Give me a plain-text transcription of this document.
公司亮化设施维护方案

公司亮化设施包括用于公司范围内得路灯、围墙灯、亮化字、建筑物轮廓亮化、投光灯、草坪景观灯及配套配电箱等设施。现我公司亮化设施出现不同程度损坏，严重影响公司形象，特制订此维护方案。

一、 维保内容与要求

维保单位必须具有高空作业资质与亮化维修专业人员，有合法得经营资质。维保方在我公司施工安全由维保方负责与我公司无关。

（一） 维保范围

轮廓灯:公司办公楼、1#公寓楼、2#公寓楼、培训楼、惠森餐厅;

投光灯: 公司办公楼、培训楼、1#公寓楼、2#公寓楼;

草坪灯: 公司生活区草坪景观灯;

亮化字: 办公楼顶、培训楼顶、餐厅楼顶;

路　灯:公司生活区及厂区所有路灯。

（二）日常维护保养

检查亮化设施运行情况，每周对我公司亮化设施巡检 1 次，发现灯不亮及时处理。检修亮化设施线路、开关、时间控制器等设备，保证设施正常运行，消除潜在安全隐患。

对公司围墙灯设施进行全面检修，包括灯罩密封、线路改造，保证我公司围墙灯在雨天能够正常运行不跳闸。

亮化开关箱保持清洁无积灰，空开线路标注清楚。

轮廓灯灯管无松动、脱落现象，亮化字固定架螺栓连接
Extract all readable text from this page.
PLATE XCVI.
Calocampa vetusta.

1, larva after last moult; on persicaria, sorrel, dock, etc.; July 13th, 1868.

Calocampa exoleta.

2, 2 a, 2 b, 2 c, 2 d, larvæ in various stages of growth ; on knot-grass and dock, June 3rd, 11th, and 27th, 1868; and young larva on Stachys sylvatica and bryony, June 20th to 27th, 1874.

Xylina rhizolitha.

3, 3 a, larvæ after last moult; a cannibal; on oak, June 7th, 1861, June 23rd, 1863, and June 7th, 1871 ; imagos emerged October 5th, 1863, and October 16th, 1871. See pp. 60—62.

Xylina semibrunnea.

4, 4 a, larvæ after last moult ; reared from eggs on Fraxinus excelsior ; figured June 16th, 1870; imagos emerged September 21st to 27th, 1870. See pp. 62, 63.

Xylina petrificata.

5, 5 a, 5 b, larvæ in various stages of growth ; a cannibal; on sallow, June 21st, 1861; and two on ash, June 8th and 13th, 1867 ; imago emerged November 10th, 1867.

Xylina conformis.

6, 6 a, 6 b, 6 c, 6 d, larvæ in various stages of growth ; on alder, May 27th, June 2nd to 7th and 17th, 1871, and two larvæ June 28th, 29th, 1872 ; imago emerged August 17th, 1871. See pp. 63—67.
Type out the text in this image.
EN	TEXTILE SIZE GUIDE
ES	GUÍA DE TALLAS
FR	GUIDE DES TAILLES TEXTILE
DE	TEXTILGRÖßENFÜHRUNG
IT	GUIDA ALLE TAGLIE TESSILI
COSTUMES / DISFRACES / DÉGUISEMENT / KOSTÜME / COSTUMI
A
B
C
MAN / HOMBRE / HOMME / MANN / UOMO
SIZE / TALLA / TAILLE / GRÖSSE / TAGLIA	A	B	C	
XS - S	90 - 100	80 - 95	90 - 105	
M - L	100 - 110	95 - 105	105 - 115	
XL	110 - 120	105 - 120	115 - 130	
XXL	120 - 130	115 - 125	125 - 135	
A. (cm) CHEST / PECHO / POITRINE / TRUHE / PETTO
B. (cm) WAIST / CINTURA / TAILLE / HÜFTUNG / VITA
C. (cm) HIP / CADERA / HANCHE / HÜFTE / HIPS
* * * *
* _YOUR INSTRUCTIONS_
Each record must be repeated exactly as it is.

* _RESPONSE_
Give me a plain-text transcription of this document.
公司亮化设施维护方案

公司亮化设施包括用于公司范围内得路灯、围墙灯、亮化字、建筑物轮廓亮化、投光灯、草坪景观灯及配套配电箱等设施。现我公司亮化设施出现不同程度损坏，严重影响公司形象，特制订此维护方案。

一、 维保内容与要求

维保单位必须具有高空作业资质与亮化维修专业人员，有合法得经营资质。维保方在我公司施工安全由维保方负责与我公司无关。

（一） 维保范围

轮廓灯:公司办公楼、1#公寓楼、2#公寓楼、培训楼、惠森餐厅;

投光灯: 公司办公楼、培训楼、1#公寓楼、2#公寓楼;

草坪灯: 公司生活区草坪景观灯;

亮化字: 办公楼顶、培训楼顶、餐厅楼顶;

路　灯:公司生活区及厂区所有路灯。

（二）日常维护保养

检查亮化设施运行情况，每周对我公司亮化设施巡检 1 次，发现灯不亮及时处理。检修亮化设施线路、开关、时间控制器等设备，保证设施正常运行，消除潜在安全隐患。

对公司围墙灯设施进行全面检修，包括灯罩密封、线路改造，保证我公司围墙灯在雨天能够正常运行不跳闸。

亮化开关箱保持清洁无积灰，空开线路标注清楚。

轮廓灯灯管无松动、脱落现象，亮化字固定架螺栓连接
Extract all readable text from this page.
PLATE XCVI.
Calocampa vetusta.

1, larva after last moult; on persicaria, sorrel, dock, etc.; July 13th, 1868.

Calocampa exoleta.

2, 2 a, 2 b, 2 c, 2 d, larvæ in various stages of growth ; on knot-grass and dock, June 3rd, 11th, and 27th, 1868; and young larva on Stachys sylvatica and bryony, June 20th to 27th, 1874.

Xylina rhizolitha.

3, 3 a, larvæ after last moult; a cannibal; on oak, June 7th, 1861, June 23rd, 1863, and June 7th, 1871 ; imagos emerged October 5th, 1863, and October 16th, 1871. See pp. 60—62.

Xylina semibrunnea.

4, 4 a, larvæ after last moult ; reared from eggs on Fraxinus excelsior ; figured June 16th, 1870; imagos emerged September 21st to 27th, 1870. See pp. 62, 63.

Xylina petrificata.

5, 5 a, 5 b, larvæ in various stages of growth ; a cannibal; on sallow, June 21st, 1861; and two on ash, June 8th and 13th, 1867 ; imago emerged November 10th, 1867.

Xylina conformis.

6, 6 a, 6 b, 6 c, 6 d, larvæ in various stages of growth ; on alder, May 27th, June 2nd to 7th and 17th, 1871, and two larvæ June 28th, 29th, 1872 ; imago emerged August 17th, 1871. See pp. 63—67.
Type out the text in this image.
EN	TEXTILE SIZE GUIDE
ES	GUÍA DE TALLAS
FR	GUIDE DES TAILLES TEXTILE
DE	TEXTILGRÖßENFÜHRUNG
IT	GUIDA ALLE TAGLIE TESSILI
COSTUMES / DISFRACES / DÉGUISEMENT / KOSTÜME / COSTUMI
A
B
C
MAN / HOMBRE / HOMME / MANN / UOMO
SIZE / TALLA / TAILLE / GRÖSSE / TAGLIA	A	B	C	
XS - S	90 - 100	80 - 95	90 - 105	
M - L	100 - 110	95 - 105	105 - 115	
XL	110 - 120	105 - 120	115 - 130	
XXL	120 - 130	115 - 125	125 - 135	
A. (cm) CHEST / PECHO / POITRINE / TRUHE / PETTO
B. (cm) WAIST / CINTURA / TAILLE / HÜFTUNG / VITA
C. (cm) HIP / CADERA / HANCHE / HÜFTE / HIPS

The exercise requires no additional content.